To do
Carry none of the pictures over; set down the material below exactly.

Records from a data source
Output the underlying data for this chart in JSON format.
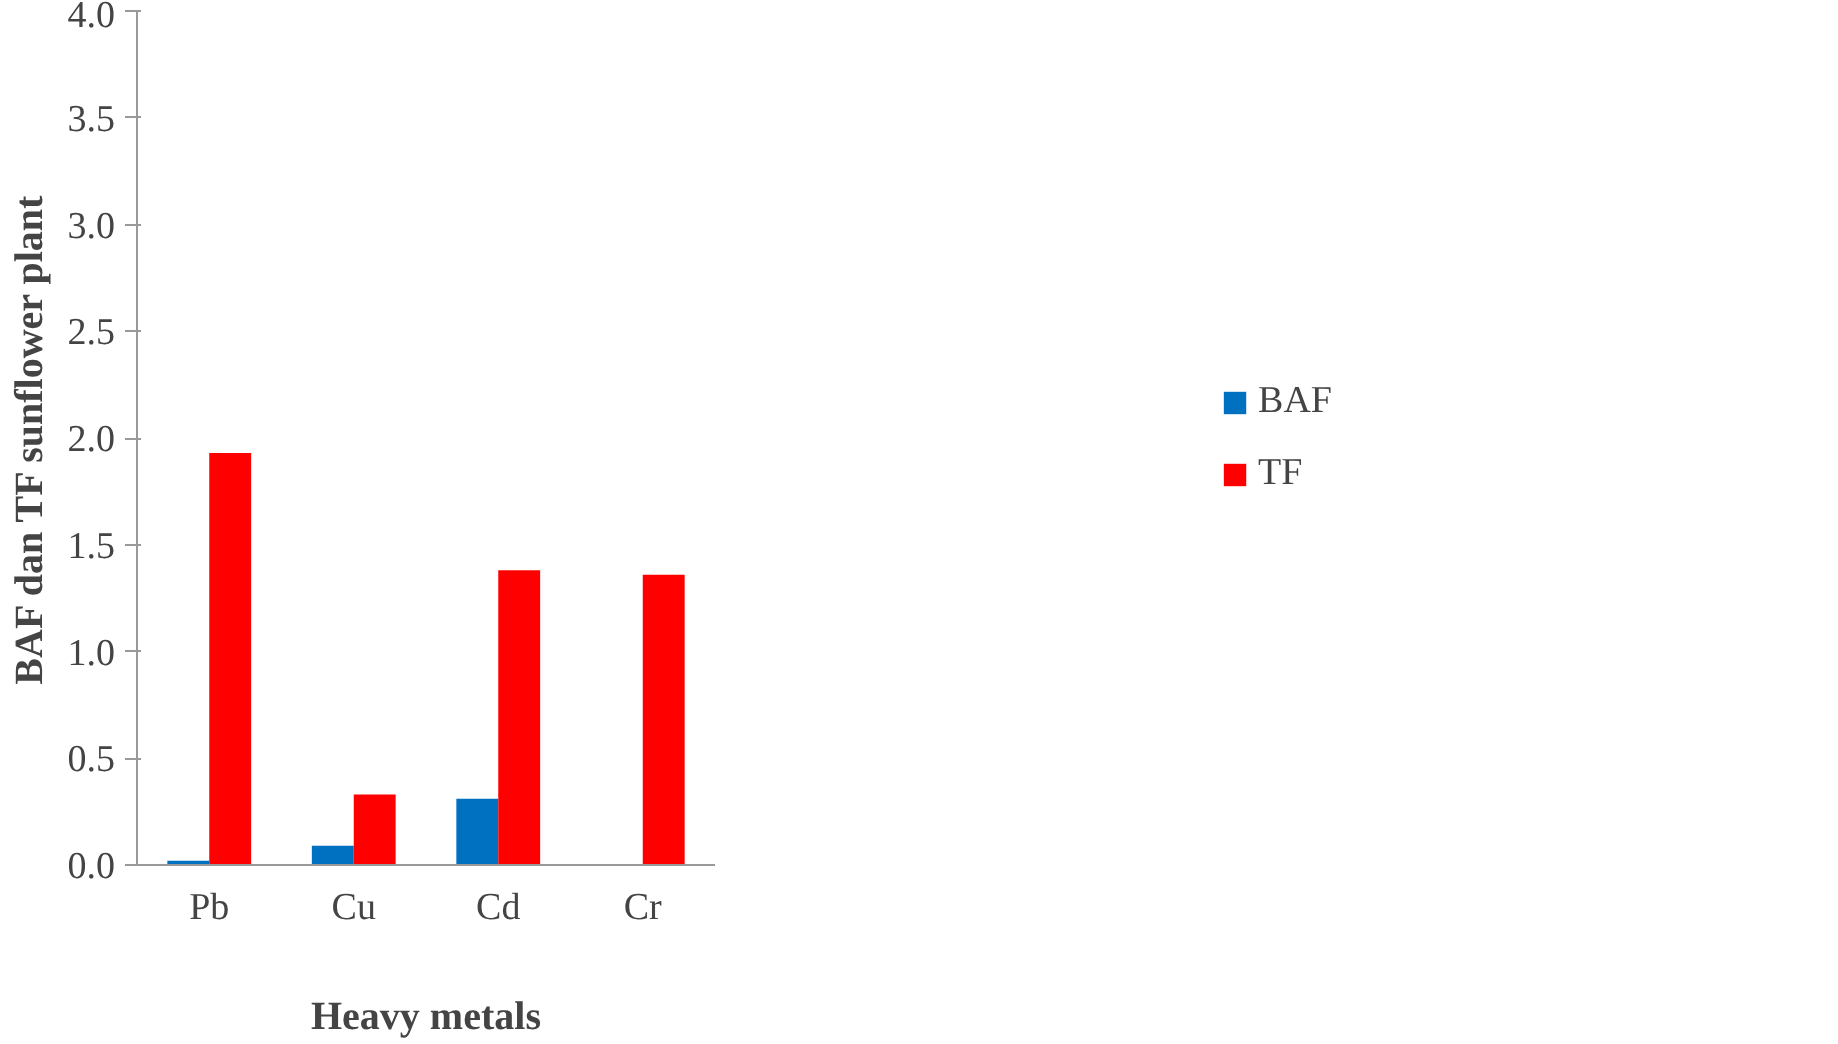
{
  "chart_data": {
    "type": "bar",
    "xlabel": "Heavy metals",
    "ylabel": "BAF dan TF sunflower plant",
    "categories": [
      "Pb",
      "Cu",
      "Cd",
      "Cr"
    ],
    "series": [
      {
        "name": "BAF",
        "color": "#0070c0",
        "values": [
          0.02,
          0.09,
          0.31,
          0
        ]
      },
      {
        "name": "TF",
        "color": "#ff0000",
        "values": [
          1.93,
          0.33,
          1.38,
          1.36
        ]
      }
    ],
    "ylim": [
      0,
      4.0
    ],
    "yticks": [
      {
        "value": 0,
        "label": "0.0"
      },
      {
        "value": 0.5,
        "label": "0.5"
      },
      {
        "value": 1,
        "label": "1.0"
      },
      {
        "value": 1.5,
        "label": "1.5"
      },
      {
        "value": 2,
        "label": "2.0"
      },
      {
        "value": 2.5,
        "label": "2.5"
      },
      {
        "value": 3,
        "label": "3.0"
      },
      {
        "value": 3.5,
        "label": "3.5"
      },
      {
        "value": 4,
        "label": "4.0"
      }
    ],
    "grid": false,
    "legend": "right"
  }
}
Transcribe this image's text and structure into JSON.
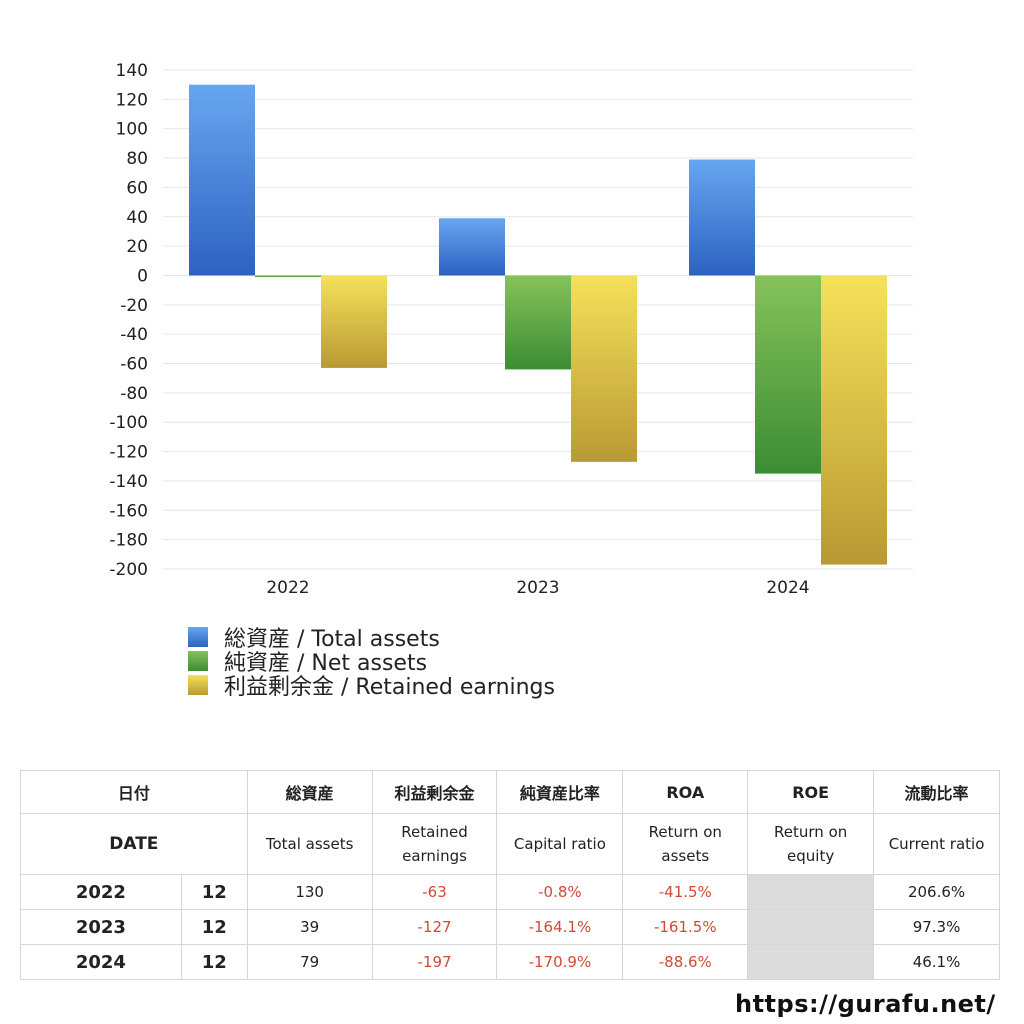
{
  "chart_data": {
    "type": "bar",
    "categories": [
      "2022",
      "2023",
      "2024"
    ],
    "series": [
      {
        "name": "総資産 / Total assets",
        "values": [
          130,
          39,
          79
        ],
        "color_top": "#68a6f0",
        "color_bottom": "#2d62c1"
      },
      {
        "name": "純資産 / Net assets",
        "values": [
          -1,
          -64,
          -135
        ],
        "color_top": "#86c25a",
        "color_bottom": "#3b8d34"
      },
      {
        "name": "利益剰余金 / Retained earnings",
        "values": [
          -63,
          -127,
          -197
        ],
        "color_top": "#f5e15a",
        "color_bottom": "#b89a34"
      }
    ],
    "ylim": [
      -200,
      140
    ],
    "yticks": [
      140,
      120,
      100,
      80,
      60,
      40,
      20,
      0,
      -20,
      -40,
      -60,
      -80,
      -100,
      -120,
      -140,
      -160,
      -180,
      -200
    ],
    "grid": true,
    "legend_position": "bottom-left"
  },
  "table": {
    "header_jp": [
      "日付",
      "総資産",
      "利益剰余金",
      "純資産比率",
      "ROA",
      "ROE",
      "流動比率"
    ],
    "header_en": {
      "date": "DATE",
      "total_assets": "Total assets",
      "retained_1": "Retained",
      "retained_2": "earnings",
      "capital_ratio": "Capital ratio",
      "roa_1": "Return on",
      "roa_2": "assets",
      "roe_1": "Return on",
      "roe_2": "equity",
      "current_ratio": "Current ratio"
    },
    "rows": [
      {
        "year": "2022",
        "month": "12",
        "total_assets": "130",
        "retained": "-63",
        "capital_ratio": "-0.8%",
        "roa": "-41.5%",
        "roe": "",
        "current_ratio": "206.6%"
      },
      {
        "year": "2023",
        "month": "12",
        "total_assets": "39",
        "retained": "-127",
        "capital_ratio": "-164.1%",
        "roa": "-161.5%",
        "roe": "",
        "current_ratio": "97.3%"
      },
      {
        "year": "2024",
        "month": "12",
        "total_assets": "79",
        "retained": "-197",
        "capital_ratio": "-170.9%",
        "roa": "-88.6%",
        "roe": "",
        "current_ratio": "46.1%"
      }
    ]
  },
  "source": "https://gurafu.net/"
}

Result of this exercise
Output the underlying data for this chart in JSON format.
{
  "chart_data": {
    "type": "bar",
    "xlabel": "Heavy metals",
    "ylabel": "BAF dan TF sunflower plant",
    "categories": [
      "Pb",
      "Cu",
      "Cd",
      "Cr"
    ],
    "series": [
      {
        "name": "BAF",
        "color": "#0070c0",
        "values": [
          0.02,
          0.09,
          0.31,
          0
        ]
      },
      {
        "name": "TF",
        "color": "#ff0000",
        "values": [
          1.93,
          0.33,
          1.38,
          1.36
        ]
      }
    ],
    "ylim": [
      0,
      4.0
    ],
    "yticks": [
      {
        "value": 0,
        "label": "0.0"
      },
      {
        "value": 0.5,
        "label": "0.5"
      },
      {
        "value": 1,
        "label": "1.0"
      },
      {
        "value": 1.5,
        "label": "1.5"
      },
      {
        "value": 2,
        "label": "2.0"
      },
      {
        "value": 2.5,
        "label": "2.5"
      },
      {
        "value": 3,
        "label": "3.0"
      },
      {
        "value": 3.5,
        "label": "3.5"
      },
      {
        "value": 4,
        "label": "4.0"
      }
    ],
    "grid": false,
    "legend": "right"
  }
}
Transcribe this image's text and structure into JSON.
{
  "chart_data": {
    "type": "bar",
    "categories": [
      "2022",
      "2023",
      "2024"
    ],
    "series": [
      {
        "name": "総資産 / Total assets",
        "values": [
          130,
          39,
          79
        ],
        "color_top": "#68a6f0",
        "color_bottom": "#2d62c1"
      },
      {
        "name": "純資産 / Net assets",
        "values": [
          -1,
          -64,
          -135
        ],
        "color_top": "#86c25a",
        "color_bottom": "#3b8d34"
      },
      {
        "name": "利益剰余金 / Retained earnings",
        "values": [
          -63,
          -127,
          -197
        ],
        "color_top": "#f5e15a",
        "color_bottom": "#b89a34"
      }
    ],
    "ylim": [
      -200,
      140
    ],
    "yticks": [
      140,
      120,
      100,
      80,
      60,
      40,
      20,
      0,
      -20,
      -40,
      -60,
      -80,
      -100,
      -120,
      -140,
      -160,
      -180,
      -200
    ],
    "grid": true,
    "legend_position": "bottom-left"
  },
  "table": {
    "header_jp": [
      "日付",
      "総資産",
      "利益剰余金",
      "純資産比率",
      "ROA",
      "ROE",
      "流動比率"
    ],
    "header_en": {
      "date": "DATE",
      "total_assets": "Total assets",
      "retained_1": "Retained",
      "retained_2": "earnings",
      "capital_ratio": "Capital ratio",
      "roa_1": "Return on",
      "roa_2": "assets",
      "roe_1": "Return on",
      "roe_2": "equity",
      "current_ratio": "Current ratio"
    },
    "rows": [
      {
        "year": "2022",
        "month": "12",
        "total_assets": "130",
        "retained": "-63",
        "capital_ratio": "-0.8%",
        "roa": "-41.5%",
        "roe": "",
        "current_ratio": "206.6%"
      },
      {
        "year": "2023",
        "month": "12",
        "total_assets": "39",
        "retained": "-127",
        "capital_ratio": "-164.1%",
        "roa": "-161.5%",
        "roe": "",
        "current_ratio": "97.3%"
      },
      {
        "year": "2024",
        "month": "12",
        "total_assets": "79",
        "retained": "-197",
        "capital_ratio": "-170.9%",
        "roa": "-88.6%",
        "roe": "",
        "current_ratio": "46.1%"
      }
    ]
  },
  "source": "https://gurafu.net/"
}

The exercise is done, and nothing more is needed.